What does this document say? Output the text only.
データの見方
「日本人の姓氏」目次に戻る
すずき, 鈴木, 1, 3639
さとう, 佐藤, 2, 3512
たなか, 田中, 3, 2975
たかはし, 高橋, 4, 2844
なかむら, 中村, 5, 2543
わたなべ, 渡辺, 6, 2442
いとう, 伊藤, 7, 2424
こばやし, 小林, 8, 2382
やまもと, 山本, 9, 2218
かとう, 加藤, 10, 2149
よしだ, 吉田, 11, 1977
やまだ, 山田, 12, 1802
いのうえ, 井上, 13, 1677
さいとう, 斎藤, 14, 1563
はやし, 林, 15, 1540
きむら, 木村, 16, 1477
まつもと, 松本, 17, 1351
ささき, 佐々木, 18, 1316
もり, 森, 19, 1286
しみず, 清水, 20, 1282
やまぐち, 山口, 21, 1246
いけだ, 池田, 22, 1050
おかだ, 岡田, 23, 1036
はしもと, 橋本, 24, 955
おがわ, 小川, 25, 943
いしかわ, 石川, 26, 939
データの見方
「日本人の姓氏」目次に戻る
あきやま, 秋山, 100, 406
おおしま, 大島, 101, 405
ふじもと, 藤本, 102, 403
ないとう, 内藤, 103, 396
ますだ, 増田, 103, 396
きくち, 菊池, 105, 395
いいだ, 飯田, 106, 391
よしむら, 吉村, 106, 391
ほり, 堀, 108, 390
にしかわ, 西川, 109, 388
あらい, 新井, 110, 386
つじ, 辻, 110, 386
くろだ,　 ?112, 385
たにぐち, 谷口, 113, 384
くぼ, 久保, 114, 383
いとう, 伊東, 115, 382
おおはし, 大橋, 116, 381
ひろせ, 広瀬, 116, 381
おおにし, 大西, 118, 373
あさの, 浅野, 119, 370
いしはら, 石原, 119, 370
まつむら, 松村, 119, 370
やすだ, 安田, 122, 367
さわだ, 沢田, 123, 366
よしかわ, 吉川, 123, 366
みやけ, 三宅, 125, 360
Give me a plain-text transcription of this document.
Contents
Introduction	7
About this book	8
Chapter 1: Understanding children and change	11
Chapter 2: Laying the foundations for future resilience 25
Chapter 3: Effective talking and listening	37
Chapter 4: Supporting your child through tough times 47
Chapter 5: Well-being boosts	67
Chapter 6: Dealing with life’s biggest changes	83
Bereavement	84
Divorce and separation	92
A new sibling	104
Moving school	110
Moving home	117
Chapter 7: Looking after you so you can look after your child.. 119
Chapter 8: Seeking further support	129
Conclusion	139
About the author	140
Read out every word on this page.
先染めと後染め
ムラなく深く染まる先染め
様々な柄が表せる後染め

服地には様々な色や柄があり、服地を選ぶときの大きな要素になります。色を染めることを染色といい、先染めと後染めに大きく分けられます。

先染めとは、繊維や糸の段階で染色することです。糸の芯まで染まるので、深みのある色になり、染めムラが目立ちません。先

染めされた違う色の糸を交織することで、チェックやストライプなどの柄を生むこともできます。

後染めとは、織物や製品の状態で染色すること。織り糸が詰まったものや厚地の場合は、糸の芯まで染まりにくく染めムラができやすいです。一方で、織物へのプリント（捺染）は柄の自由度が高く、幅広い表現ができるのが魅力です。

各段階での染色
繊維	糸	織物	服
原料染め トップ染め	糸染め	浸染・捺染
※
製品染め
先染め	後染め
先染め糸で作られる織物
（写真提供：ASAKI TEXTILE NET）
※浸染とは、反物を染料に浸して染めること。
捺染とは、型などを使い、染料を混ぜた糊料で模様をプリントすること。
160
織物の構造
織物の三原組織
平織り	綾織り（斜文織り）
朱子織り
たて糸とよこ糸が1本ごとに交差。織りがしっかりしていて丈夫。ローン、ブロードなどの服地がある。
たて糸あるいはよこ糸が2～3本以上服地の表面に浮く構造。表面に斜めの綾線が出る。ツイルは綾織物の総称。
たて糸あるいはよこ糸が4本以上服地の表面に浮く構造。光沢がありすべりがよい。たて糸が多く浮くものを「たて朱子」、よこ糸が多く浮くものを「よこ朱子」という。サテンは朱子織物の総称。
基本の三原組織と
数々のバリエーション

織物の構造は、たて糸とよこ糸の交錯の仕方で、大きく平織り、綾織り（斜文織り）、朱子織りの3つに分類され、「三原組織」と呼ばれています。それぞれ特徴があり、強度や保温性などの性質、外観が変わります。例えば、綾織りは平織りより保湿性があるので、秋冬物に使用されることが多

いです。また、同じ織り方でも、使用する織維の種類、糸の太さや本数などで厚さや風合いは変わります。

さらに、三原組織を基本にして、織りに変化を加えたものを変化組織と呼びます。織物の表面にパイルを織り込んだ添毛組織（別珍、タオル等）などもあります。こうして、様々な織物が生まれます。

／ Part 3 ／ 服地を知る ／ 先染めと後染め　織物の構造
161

----

• **Request**
Retype all the records, matching them exactly.

• **Response to this task**
What does this document say? Output the text only.
データの見方
「日本人の姓氏」目次に戻る
すずき, 鈴木, 1, 3639
さとう, 佐藤, 2, 3512
たなか, 田中, 3, 2975
たかはし, 高橋, 4, 2844
なかむら, 中村, 5, 2543
わたなべ, 渡辺, 6, 2442
いとう, 伊藤, 7, 2424
こばやし, 小林, 8, 2382
やまもと, 山本, 9, 2218
かとう, 加藤, 10, 2149
よしだ, 吉田, 11, 1977
やまだ, 山田, 12, 1802
いのうえ, 井上, 13, 1677
さいとう, 斎藤, 14, 1563
はやし, 林, 15, 1540
きむら, 木村, 16, 1477
まつもと, 松本, 17, 1351
ささき, 佐々木, 18, 1316
もり, 森, 19, 1286
しみず, 清水, 20, 1282
やまぐち, 山口, 21, 1246
いけだ, 池田, 22, 1050
おかだ, 岡田, 23, 1036
はしもと, 橋本, 24, 955
おがわ, 小川, 25, 943
いしかわ, 石川, 26, 939
データの見方
「日本人の姓氏」目次に戻る
あきやま, 秋山, 100, 406
おおしま, 大島, 101, 405
ふじもと, 藤本, 102, 403
ないとう, 内藤, 103, 396
ますだ, 増田, 103, 396
きくち, 菊池, 105, 395
いいだ, 飯田, 106, 391
よしむら, 吉村, 106, 391
ほり, 堀, 108, 390
にしかわ, 西川, 109, 388
あらい, 新井, 110, 386
つじ, 辻, 110, 386
くろだ,　 ?112, 385
たにぐち, 谷口, 113, 384
くぼ, 久保, 114, 383
いとう, 伊東, 115, 382
おおはし, 大橋, 116, 381
ひろせ, 広瀬, 116, 381
おおにし, 大西, 118, 373
あさの, 浅野, 119, 370
いしはら, 石原, 119, 370
まつむら, 松村, 119, 370
やすだ, 安田, 122, 367
さわだ, 沢田, 123, 366
よしかわ, 吉川, 123, 366
みやけ, 三宅, 125, 360
Give me a plain-text transcription of this document.
Contents
Introduction	7
About this book	8
Chapter 1: Understanding children and change	11
Chapter 2: Laying the foundations for future resilience 25
Chapter 3: Effective talking and listening	37
Chapter 4: Supporting your child through tough times 47
Chapter 5: Well-being boosts	67
Chapter 6: Dealing with life’s biggest changes	83
Bereavement	84
Divorce and separation	92
A new sibling	104
Moving school	110
Moving home	117
Chapter 7: Looking after you so you can look after your child.. 119
Chapter 8: Seeking further support	129
Conclusion	139
About the author	140
Read out every word on this page.
先染めと後染め
ムラなく深く染まる先染め
様々な柄が表せる後染め

服地には様々な色や柄があり、服地を選ぶときの大きな要素になります。色を染めることを染色といい、先染めと後染めに大きく分けられます。

先染めとは、繊維や糸の段階で染色することです。糸の芯まで染まるので、深みのある色になり、染めムラが目立ちません。先

染めされた違う色の糸を交織することで、チェックやストライプなどの柄を生むこともできます。

後染めとは、織物や製品の状態で染色すること。織り糸が詰まったものや厚地の場合は、糸の芯まで染まりにくく染めムラができやすいです。一方で、織物へのプリント（捺染）は柄の自由度が高く、幅広い表現ができるのが魅力です。

各段階での染色
繊維	糸	織物	服
原料染め トップ染め	糸染め	浸染・捺染
※
製品染め
先染め	後染め
先染め糸で作られる織物
（写真提供：ASAKI TEXTILE NET）
※浸染とは、反物を染料に浸して染めること。
捺染とは、型などを使い、染料を混ぜた糊料で模様をプリントすること。
160
織物の構造
織物の三原組織
平織り	綾織り（斜文織り）
朱子織り
たて糸とよこ糸が1本ごとに交差。織りがしっかりしていて丈夫。ローン、ブロードなどの服地がある。
たて糸あるいはよこ糸が2～3本以上服地の表面に浮く構造。表面に斜めの綾線が出る。ツイルは綾織物の総称。
たて糸あるいはよこ糸が4本以上服地の表面に浮く構造。光沢がありすべりがよい。たて糸が多く浮くものを「たて朱子」、よこ糸が多く浮くものを「よこ朱子」という。サテンは朱子織物の総称。
基本の三原組織と
数々のバリエーション

織物の構造は、たて糸とよこ糸の交錯の仕方で、大きく平織り、綾織り（斜文織り）、朱子織りの3つに分類され、「三原組織」と呼ばれています。それぞれ特徴があり、強度や保温性などの性質、外観が変わります。例えば、綾織りは平織りより保湿性があるので、秋冬物に使用されることが多

いです。また、同じ織り方でも、使用する織維の種類、糸の太さや本数などで厚さや風合いは変わります。

さらに、三原組織を基本にして、織りに変化を加えたものを変化組織と呼びます。織物の表面にパイルを織り込んだ添毛組織（別珍、タオル等）などもあります。こうして、様々な織物が生まれます。

／ Part 3 ／ 服地を知る ／ 先染めと後染め　織物の構造
161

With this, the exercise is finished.